Excerpts from a figure dataset:
[Start]

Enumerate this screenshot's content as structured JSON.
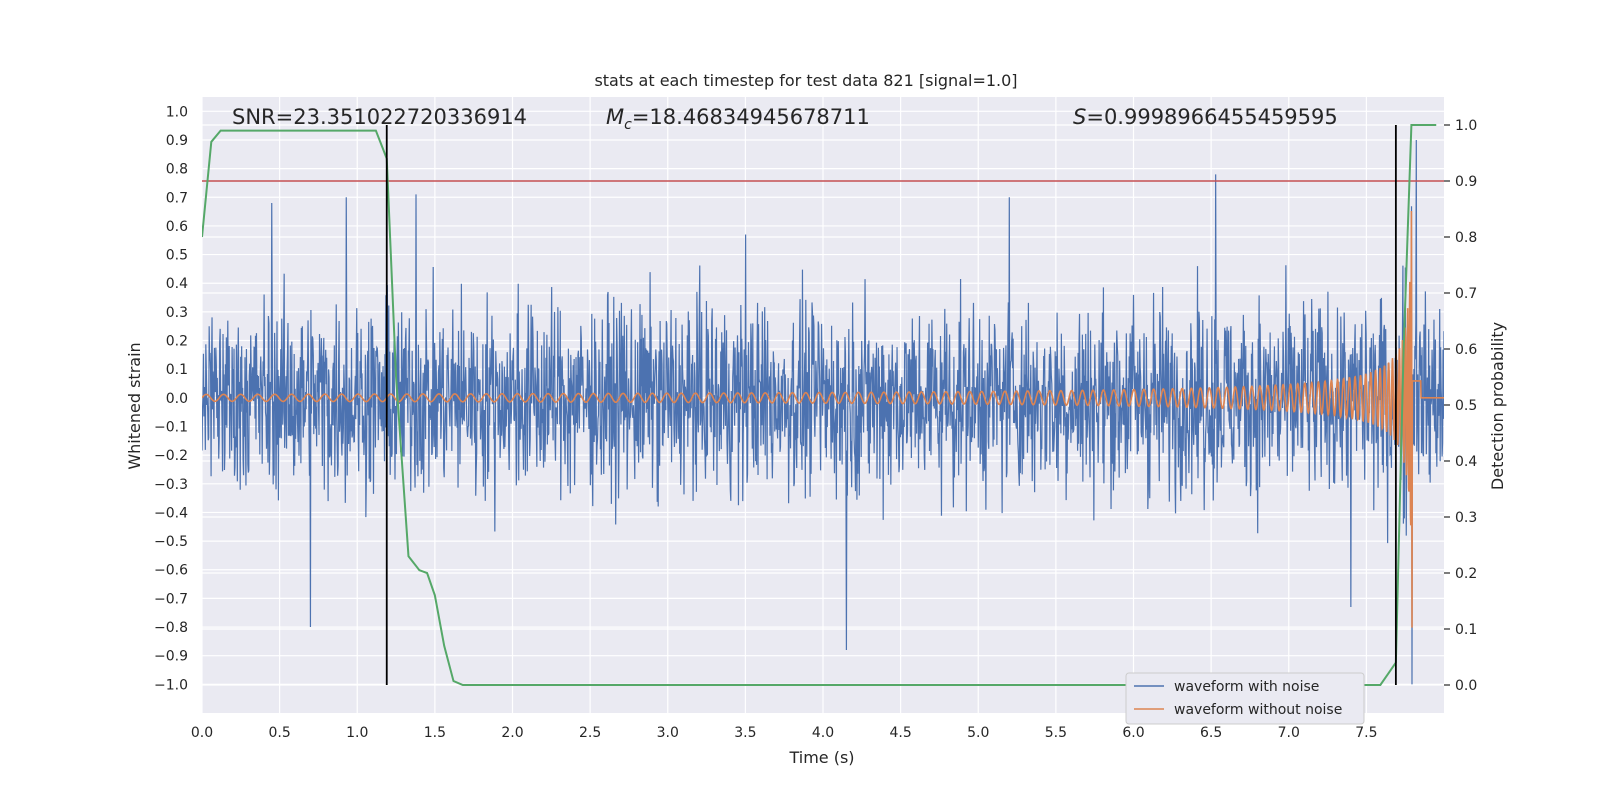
{
  "chart_data": {
    "type": "line",
    "title": "stats at each timestep for test data 821 [signal=1.0]",
    "xlabel": "Time (s)",
    "ylabel": "Whitened strain",
    "y2label": "Detection probability",
    "xlim": [
      0.0,
      8.0
    ],
    "ylim": [
      -1.1,
      1.05
    ],
    "y2lim": [
      -0.05,
      1.05
    ],
    "x_ticks": [
      0.0,
      0.5,
      1.0,
      1.5,
      2.0,
      2.5,
      3.0,
      3.5,
      4.0,
      4.5,
      5.0,
      5.5,
      6.0,
      6.5,
      7.0,
      7.5
    ],
    "x_tick_labels": [
      "0.0",
      "0.5",
      "1.0",
      "1.5",
      "2.0",
      "2.5",
      "3.0",
      "3.5",
      "4.0",
      "4.5",
      "5.0",
      "5.5",
      "6.0",
      "6.5",
      "7.0",
      "7.5"
    ],
    "y_ticks": [
      -1.0,
      -0.9,
      -0.8,
      -0.7,
      -0.6,
      -0.5,
      -0.4,
      -0.3,
      -0.2,
      -0.1,
      0.0,
      0.1,
      0.2,
      0.3,
      0.4,
      0.5,
      0.6,
      0.7,
      0.8,
      0.9,
      1.0
    ],
    "y_tick_labels": [
      "−1.0",
      "−0.9",
      "−0.8",
      "−0.7",
      "−0.6",
      "−0.5",
      "−0.4",
      "−0.3",
      "−0.2",
      "−0.1",
      "0.0",
      "0.1",
      "0.2",
      "0.3",
      "0.4",
      "0.5",
      "0.6",
      "0.7",
      "0.8",
      "0.9",
      "1.0"
    ],
    "y2_ticks": [
      0.0,
      0.1,
      0.2,
      0.3,
      0.4,
      0.5,
      0.6,
      0.7,
      0.8,
      0.9,
      1.0
    ],
    "y2_tick_labels": [
      "0.0",
      "0.1",
      "0.2",
      "0.3",
      "0.4",
      "0.5",
      "0.6",
      "0.7",
      "0.8",
      "0.9",
      "1.0"
    ],
    "grid": true,
    "annotations": {
      "snr": "SNR=23.351022720336914",
      "mc_symbol": "M",
      "mc_subscript": "c",
      "mc_value": "=18.46834945678711",
      "s_symbol": "S",
      "s_value": "=0.9998966455459595"
    },
    "legend": {
      "placement": "lower-right",
      "entries": [
        "waveform with noise",
        "waveform without noise"
      ]
    },
    "colors": {
      "noise": "#4c72b0",
      "clean": "#dd8452",
      "probability": "#55a868",
      "threshold": "#c44e52",
      "markers": "#000000",
      "background": "#eaeaf2",
      "grid": "#ffffff"
    },
    "threshold": 0.9,
    "vertical_markers": [
      1.19,
      7.69
    ],
    "noise_series": {
      "name": "waveform with noise",
      "x_range": [
        0.0,
        8.0
      ],
      "typical_envelope": 0.3,
      "notable_peaks": [
        {
          "x": 0.45,
          "y": 0.68
        },
        {
          "x": 0.7,
          "y": -0.8
        },
        {
          "x": 0.93,
          "y": 0.7
        },
        {
          "x": 1.38,
          "y": 0.71
        },
        {
          "x": 3.5,
          "y": 0.57
        },
        {
          "x": 4.15,
          "y": -0.88
        },
        {
          "x": 5.2,
          "y": 0.7
        },
        {
          "x": 6.53,
          "y": 0.78
        },
        {
          "x": 7.4,
          "y": -0.73
        },
        {
          "x": 7.82,
          "y": -1.0
        },
        {
          "x": 7.82,
          "y": 0.9
        }
      ]
    },
    "clean_series": {
      "name": "waveform without noise",
      "x_range": [
        0.0,
        8.0
      ],
      "chirp_merger_time": 7.8,
      "amplitude_start": 0.012,
      "amplitude_peak": 0.81
    },
    "probability_series": {
      "name": "",
      "x": [
        0.0,
        0.06,
        0.12,
        0.25,
        1.0,
        1.12,
        1.19,
        1.25,
        1.33,
        1.4,
        1.45,
        1.5,
        1.56,
        1.62,
        1.68,
        7.59,
        7.64,
        7.69,
        7.74,
        7.79,
        7.95
      ],
      "y": [
        0.8,
        0.97,
        0.99,
        0.99,
        0.99,
        0.99,
        0.94,
        0.55,
        0.23,
        0.205,
        0.2,
        0.16,
        0.07,
        0.007,
        0.0,
        0.0,
        0.02,
        0.04,
        0.6,
        1.0,
        1.0
      ]
    }
  }
}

[End]

# What you will do
Retype all entries exactly as they appear, dropping the images.

# Response to this task
Enumerate this screenshot's content as structured JSON.
{
  "chart_data": {
    "type": "line",
    "title": "stats at each timestep for test data 821 [signal=1.0]",
    "xlabel": "Time (s)",
    "ylabel": "Whitened strain",
    "y2label": "Detection probability",
    "xlim": [
      0.0,
      8.0
    ],
    "ylim": [
      -1.1,
      1.05
    ],
    "y2lim": [
      -0.05,
      1.05
    ],
    "x_ticks": [
      0.0,
      0.5,
      1.0,
      1.5,
      2.0,
      2.5,
      3.0,
      3.5,
      4.0,
      4.5,
      5.0,
      5.5,
      6.0,
      6.5,
      7.0,
      7.5
    ],
    "x_tick_labels": [
      "0.0",
      "0.5",
      "1.0",
      "1.5",
      "2.0",
      "2.5",
      "3.0",
      "3.5",
      "4.0",
      "4.5",
      "5.0",
      "5.5",
      "6.0",
      "6.5",
      "7.0",
      "7.5"
    ],
    "y_ticks": [
      -1.0,
      -0.9,
      -0.8,
      -0.7,
      -0.6,
      -0.5,
      -0.4,
      -0.3,
      -0.2,
      -0.1,
      0.0,
      0.1,
      0.2,
      0.3,
      0.4,
      0.5,
      0.6,
      0.7,
      0.8,
      0.9,
      1.0
    ],
    "y_tick_labels": [
      "−1.0",
      "−0.9",
      "−0.8",
      "−0.7",
      "−0.6",
      "−0.5",
      "−0.4",
      "−0.3",
      "−0.2",
      "−0.1",
      "0.0",
      "0.1",
      "0.2",
      "0.3",
      "0.4",
      "0.5",
      "0.6",
      "0.7",
      "0.8",
      "0.9",
      "1.0"
    ],
    "y2_ticks": [
      0.0,
      0.1,
      0.2,
      0.3,
      0.4,
      0.5,
      0.6,
      0.7,
      0.8,
      0.9,
      1.0
    ],
    "y2_tick_labels": [
      "0.0",
      "0.1",
      "0.2",
      "0.3",
      "0.4",
      "0.5",
      "0.6",
      "0.7",
      "0.8",
      "0.9",
      "1.0"
    ],
    "grid": true,
    "annotations": {
      "snr": "SNR=23.351022720336914",
      "mc_symbol": "M",
      "mc_subscript": "c",
      "mc_value": "=18.46834945678711",
      "s_symbol": "S",
      "s_value": "=0.9998966455459595"
    },
    "legend": {
      "placement": "lower-right",
      "entries": [
        "waveform with noise",
        "waveform without noise"
      ]
    },
    "colors": {
      "noise": "#4c72b0",
      "clean": "#dd8452",
      "probability": "#55a868",
      "threshold": "#c44e52",
      "markers": "#000000",
      "background": "#eaeaf2",
      "grid": "#ffffff"
    },
    "threshold": 0.9,
    "vertical_markers": [
      1.19,
      7.69
    ],
    "noise_series": {
      "name": "waveform with noise",
      "x_range": [
        0.0,
        8.0
      ],
      "typical_envelope": 0.3,
      "notable_peaks": [
        {
          "x": 0.45,
          "y": 0.68
        },
        {
          "x": 0.7,
          "y": -0.8
        },
        {
          "x": 0.93,
          "y": 0.7
        },
        {
          "x": 1.38,
          "y": 0.71
        },
        {
          "x": 3.5,
          "y": 0.57
        },
        {
          "x": 4.15,
          "y": -0.88
        },
        {
          "x": 5.2,
          "y": 0.7
        },
        {
          "x": 6.53,
          "y": 0.78
        },
        {
          "x": 7.4,
          "y": -0.73
        },
        {
          "x": 7.82,
          "y": -1.0
        },
        {
          "x": 7.82,
          "y": 0.9
        }
      ]
    },
    "clean_series": {
      "name": "waveform without noise",
      "x_range": [
        0.0,
        8.0
      ],
      "chirp_merger_time": 7.8,
      "amplitude_start": 0.012,
      "amplitude_peak": 0.81
    },
    "probability_series": {
      "name": "",
      "x": [
        0.0,
        0.06,
        0.12,
        0.25,
        1.0,
        1.12,
        1.19,
        1.25,
        1.33,
        1.4,
        1.45,
        1.5,
        1.56,
        1.62,
        1.68,
        7.59,
        7.64,
        7.69,
        7.74,
        7.79,
        7.95
      ],
      "y": [
        0.8,
        0.97,
        0.99,
        0.99,
        0.99,
        0.99,
        0.94,
        0.55,
        0.23,
        0.205,
        0.2,
        0.16,
        0.07,
        0.007,
        0.0,
        0.0,
        0.02,
        0.04,
        0.6,
        1.0,
        1.0
      ]
    }
  }
}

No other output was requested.